# What you have to do
An exact reproduction of the records is required, with all images left out.

[Extracted data entries]

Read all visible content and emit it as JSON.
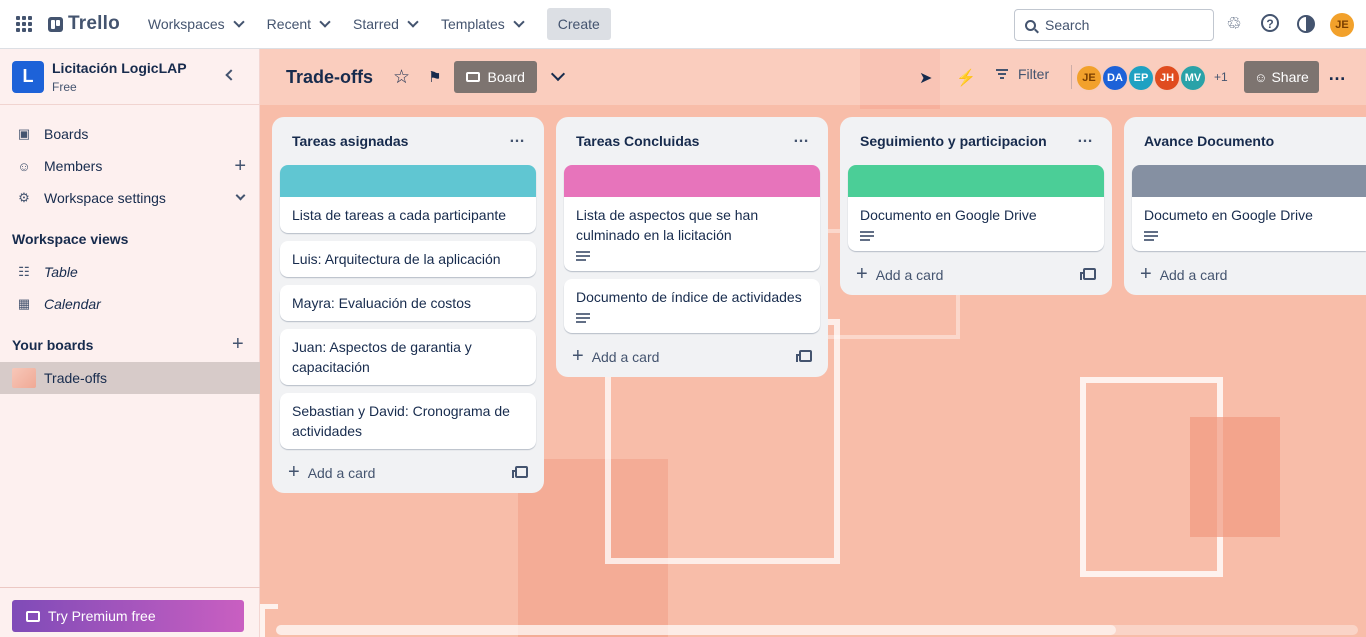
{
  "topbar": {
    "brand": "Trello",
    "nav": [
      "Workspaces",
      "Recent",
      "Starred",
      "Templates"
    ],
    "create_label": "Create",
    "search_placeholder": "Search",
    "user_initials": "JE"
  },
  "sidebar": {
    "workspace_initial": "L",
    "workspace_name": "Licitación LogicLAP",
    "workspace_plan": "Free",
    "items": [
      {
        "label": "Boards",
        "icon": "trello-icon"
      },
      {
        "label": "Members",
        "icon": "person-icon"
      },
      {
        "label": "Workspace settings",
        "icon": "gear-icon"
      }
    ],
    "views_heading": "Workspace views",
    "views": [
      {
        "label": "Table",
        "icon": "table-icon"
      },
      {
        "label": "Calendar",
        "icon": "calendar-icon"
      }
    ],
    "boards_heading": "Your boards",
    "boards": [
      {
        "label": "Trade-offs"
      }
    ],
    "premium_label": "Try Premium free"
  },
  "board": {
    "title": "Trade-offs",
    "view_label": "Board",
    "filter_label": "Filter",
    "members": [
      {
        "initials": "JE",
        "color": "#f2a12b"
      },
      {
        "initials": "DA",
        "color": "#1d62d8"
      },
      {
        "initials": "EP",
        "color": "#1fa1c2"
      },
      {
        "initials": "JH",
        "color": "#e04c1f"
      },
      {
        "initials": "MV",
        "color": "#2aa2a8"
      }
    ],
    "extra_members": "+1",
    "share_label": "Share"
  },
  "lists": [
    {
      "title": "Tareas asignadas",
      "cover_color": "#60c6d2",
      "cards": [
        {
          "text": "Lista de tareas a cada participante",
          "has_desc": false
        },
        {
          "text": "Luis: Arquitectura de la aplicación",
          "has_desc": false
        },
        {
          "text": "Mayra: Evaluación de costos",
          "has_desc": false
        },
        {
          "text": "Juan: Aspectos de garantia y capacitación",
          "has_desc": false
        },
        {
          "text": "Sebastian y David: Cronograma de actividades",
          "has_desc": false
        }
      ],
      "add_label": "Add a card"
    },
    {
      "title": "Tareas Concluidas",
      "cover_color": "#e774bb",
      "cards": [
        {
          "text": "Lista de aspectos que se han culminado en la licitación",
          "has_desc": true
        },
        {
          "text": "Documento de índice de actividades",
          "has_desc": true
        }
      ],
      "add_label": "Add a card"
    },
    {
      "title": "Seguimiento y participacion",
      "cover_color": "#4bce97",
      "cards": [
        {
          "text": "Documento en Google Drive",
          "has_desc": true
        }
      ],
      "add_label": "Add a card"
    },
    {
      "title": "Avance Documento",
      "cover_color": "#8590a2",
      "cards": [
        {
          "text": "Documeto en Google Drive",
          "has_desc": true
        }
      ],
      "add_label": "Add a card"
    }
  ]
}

# Result
Read all visible content and emit it as JSON.
{
  "topbar": {
    "brand": "Trello",
    "nav": [
      "Workspaces",
      "Recent",
      "Starred",
      "Templates"
    ],
    "create_label": "Create",
    "search_placeholder": "Search",
    "user_initials": "JE"
  },
  "sidebar": {
    "workspace_initial": "L",
    "workspace_name": "Licitación LogicLAP",
    "workspace_plan": "Free",
    "items": [
      {
        "label": "Boards",
        "icon": "trello-icon"
      },
      {
        "label": "Members",
        "icon": "person-icon"
      },
      {
        "label": "Workspace settings",
        "icon": "gear-icon"
      }
    ],
    "views_heading": "Workspace views",
    "views": [
      {
        "label": "Table",
        "icon": "table-icon"
      },
      {
        "label": "Calendar",
        "icon": "calendar-icon"
      }
    ],
    "boards_heading": "Your boards",
    "boards": [
      {
        "label": "Trade-offs"
      }
    ],
    "premium_label": "Try Premium free"
  },
  "board": {
    "title": "Trade-offs",
    "view_label": "Board",
    "filter_label": "Filter",
    "members": [
      {
        "initials": "JE",
        "color": "#f2a12b"
      },
      {
        "initials": "DA",
        "color": "#1d62d8"
      },
      {
        "initials": "EP",
        "color": "#1fa1c2"
      },
      {
        "initials": "JH",
        "color": "#e04c1f"
      },
      {
        "initials": "MV",
        "color": "#2aa2a8"
      }
    ],
    "extra_members": "+1",
    "share_label": "Share"
  },
  "lists": [
    {
      "title": "Tareas asignadas",
      "cover_color": "#60c6d2",
      "cards": [
        {
          "text": "Lista de tareas a cada participante",
          "has_desc": false
        },
        {
          "text": "Luis: Arquitectura de la aplicación",
          "has_desc": false
        },
        {
          "text": "Mayra: Evaluación de costos",
          "has_desc": false
        },
        {
          "text": "Juan: Aspectos de garantia y capacitación",
          "has_desc": false
        },
        {
          "text": "Sebastian y David: Cronograma de actividades",
          "has_desc": false
        }
      ],
      "add_label": "Add a card"
    },
    {
      "title": "Tareas Concluidas",
      "cover_color": "#e774bb",
      "cards": [
        {
          "text": "Lista de aspectos que se han culminado en la licitación",
          "has_desc": true
        },
        {
          "text": "Documento de índice de actividades",
          "has_desc": true
        }
      ],
      "add_label": "Add a card"
    },
    {
      "title": "Seguimiento y participacion",
      "cover_color": "#4bce97",
      "cards": [
        {
          "text": "Documento en Google Drive",
          "has_desc": true
        }
      ],
      "add_label": "Add a card"
    },
    {
      "title": "Avance Documento",
      "cover_color": "#8590a2",
      "cards": [
        {
          "text": "Documeto en Google Drive",
          "has_desc": true
        }
      ],
      "add_label": "Add a card"
    }
  ]
}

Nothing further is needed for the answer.